* **Stated problem**: Spot every line with the word "Bogen" and return it.

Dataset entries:

# # # # # # #

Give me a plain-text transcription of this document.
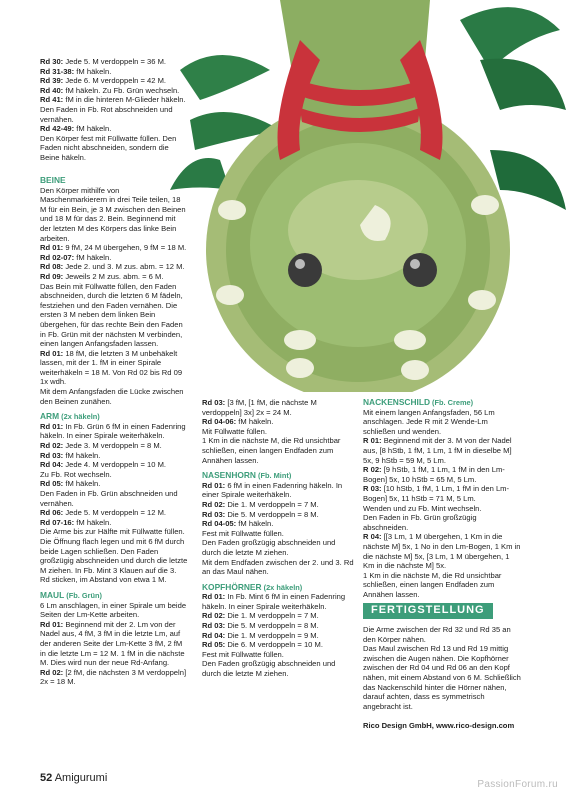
Rd 30: Jede 5. M verdoppeln = 36 M.

Rd 31-38: fM häkeln.

Rd 39: Jede 6. M verdoppeln = 42 M.

Rd 40: fM häkeln. Zu Fb. Grün wechseln.

Rd 41: fM in die hinteren M-Glieder häkeln.

Den Faden in Fb. Rot abschneiden und vernähen.

Rd 42-49: fM häkeln.

Den Körper fest mit Füllwatte füllen. Den Faden nicht abschneiden, sondern die Beine häkeln.

BEINE

Den Körper mithilfe von Maschenmarkierern in drei Teile teilen, 18 M für ein Bein, je 3 M zwischen den Beinen und 18 M für das 2. Bein. Beginnend mit der letzten M des Körpers das linke Bein arbeiten.

Rd 01: 9 fM, 24 M übergehen, 9 fM = 18 M.

Rd 02-07: fM häkeln.

Rd 08: Jede 2. und 3. M zus. abm. = 12 M.

Rd 09: Jeweils 2 M zus. abm. = 6 M.

Das Bein mit Füllwatte füllen, den Faden abschneiden, durch die letzten 6 M fädeln, festziehen und den Faden vernähen. Die ersten 3 M neben dem linken Bein übergehen, für das rechte Bein den Faden in Fb. Grün mit der nächsten M verbinden, einen langen Anfangsfaden lassen.

Rd 01: 18 fM, die letzten 3 M unbehäkelt lassen, mit der 1. fM in einer Spirale weiterhäkeln = 18 M. Von Rd 02 bis Rd 09 1x wdh.

Mit dem Anfangsfaden die Lücke zwischen den Beinen zunähen.

ARM (2x häkeln)

Rd 01: In Fb. Grün 6 fM in einen Fadenring häkeln. In einer Spirale weiterhäkeln.

Rd 02: Jede 3. M verdoppeln = 8 M.

Rd 03: fM häkeln.

Rd 04: Jede 4. M verdoppeln = 10 M.

Zu Fb. Rot wechseln.

Rd 05: fM häkeln.

Den Faden in Fb. Grün abschneiden und vernähen.

Rd 06: Jede 5. M verdoppeln = 12 M.

Rd 07-16: fM häkeln.

Die Arme bis zur Hälfte mit Füllwatte füllen. Die Öffnung flach legen und mit 6 fM durch beide Lagen schließen. Den Faden großzügig abschneiden und durch die letzte M ziehen. In Fb. Mint 3 Klauen auf die 3. Rd sticken, im Abstand von etwa 1 M.

MAUL (Fb. Grün)

6 Lm anschlagen, in einer Spirale um beide Seiten der Lm-Kette arbeiten.

Rd 01: Beginnend mit der 2. Lm von der Nadel aus, 4 fM, 3 fM in die letzte Lm, auf der anderen Seite der Lm-Kette 3 fM, 2 fM in die letzte Lm = 12 M. 1 fM in die nächste M. Dies wird nun der neue Rd-Anfang.

Rd 02: [2 fM, die nächsten 3 M verdoppeln] 2x = 18 M.

Rd 03: [3 fM, [1 fM, die nächste M verdoppeln] 3x] 2x = 24 M.

Rd 04-06: fM häkeln.

Mit Füllwatte füllen.

1 Km in die nächste M, die Rd unsichtbar schließen, einen langen Endfaden zum Annähen lassen.

NASENHORN (Fb. Mint)

Rd 01: 6 fM in einen Fadenring häkeln. In einer Spirale weiterhäkeln.

Rd 02: Die 1. M verdoppeln = 7 M.

Rd 03: Die 5. M verdoppeln = 8 M.

Rd 04-05: fM häkeln.

Fest mit Füllwatte füllen.

Den Faden großzügig abschneiden und durch die letzte M ziehen.

Mit dem Endfaden zwischen der 2. und 3. Rd an das Maul nähen.

KOPFHÖRNER (2x häkeln)

Rd 01: In Fb. Mint 6 fM in einen Fadenring häkeln. In einer Spirale weiterhäkeln.

Rd 02: Die 1. M verdoppeln = 7 M.

Rd 03: Die 5. M verdoppeln = 8 M.

Rd 04: Die 1. M verdoppeln = 9 M.

Rd 05: Die 6. M verdoppeln = 10 M.

Fest mit Füllwatte füllen.

Den Faden großzügig abschneiden und durch die letzte M ziehen.

NACKENSCHILD (Fb. Creme)

Mit einem langen Anfangsfaden, 56 Lm anschlagen. Jede R mit 2 Wende-Lm schließen und wenden.

R 01: Beginnend mit der 3. M von der Nadel aus, [8 hStb, 1 fM, 1 Lm, 1 fM in dieselbe M] 5x, 9 hStb = 59 M, 5 Lm.

R 02: [9 hStb, 1 fM, 1 Lm, 1 fM in den Lm-Bogen] 5x, 10 hStb = 65 M, 5 Lm.

R 03: [10 hStb, 1 fM, 1 Lm, 1 fM in den Lm-Bogen] 5x, 11 hStb = 71 M, 5 Lm.

Wenden und zu Fb. Mint wechseln.

Den Faden in Fb. Grün großzügig abschneiden.

R 04: [[3 Lm, 1 M übergehen, 1 Km in die nächste M] 5x, 1 No in den Lm-Bogen, 1 Km in die nächste M] 5x, [3 Lm, 1 M übergehen, 1 Km in die nächste M] 5x.

1 Km in die nächste M, die Rd unsichtbar schließen, einen langen Endfaden zum Annähen lassen.

FERTIGSTELLUNG

Die Arme zwischen der Rd 32 und Rd 35 an den Körper nähen.

Das Maul zwischen Rd 13 und Rd 19 mittig zwischen die Augen nähen. Die Kopfhörner zwischen der Rd 04 und Rd 06 an den Kopf nähen, mit einem Abstand von 6 M. Schließlich das Nackenschild hinter die Hörner nähen, darauf achten, dass es symmetrisch angebracht ist.

Rico Design GmbH, www.rico-design.com

52 Amigurumi
PassionForum.ru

# # # # # # #

* **Output below**:
R 02: [9 hStb, 1 fM, 1 Lm, 1 fM in den Lm-Bogen] 5x, 10 hStb = 65 M, 5 Lm.
R 03: [10 hStb, 1 fM, 1 Lm, 1 fM in den Lm-Bogen] 5x, 11 hStb = 71 M, 5 Lm.
R 04: [[3 Lm, 1 M übergehen, 1 Km in die nächste M] 5x, 1 No in den Lm-Bogen, 1 Km in die nächste M] 5x, [3 Lm, 1 M übergehen, 1 Km in die nächste M] 5x.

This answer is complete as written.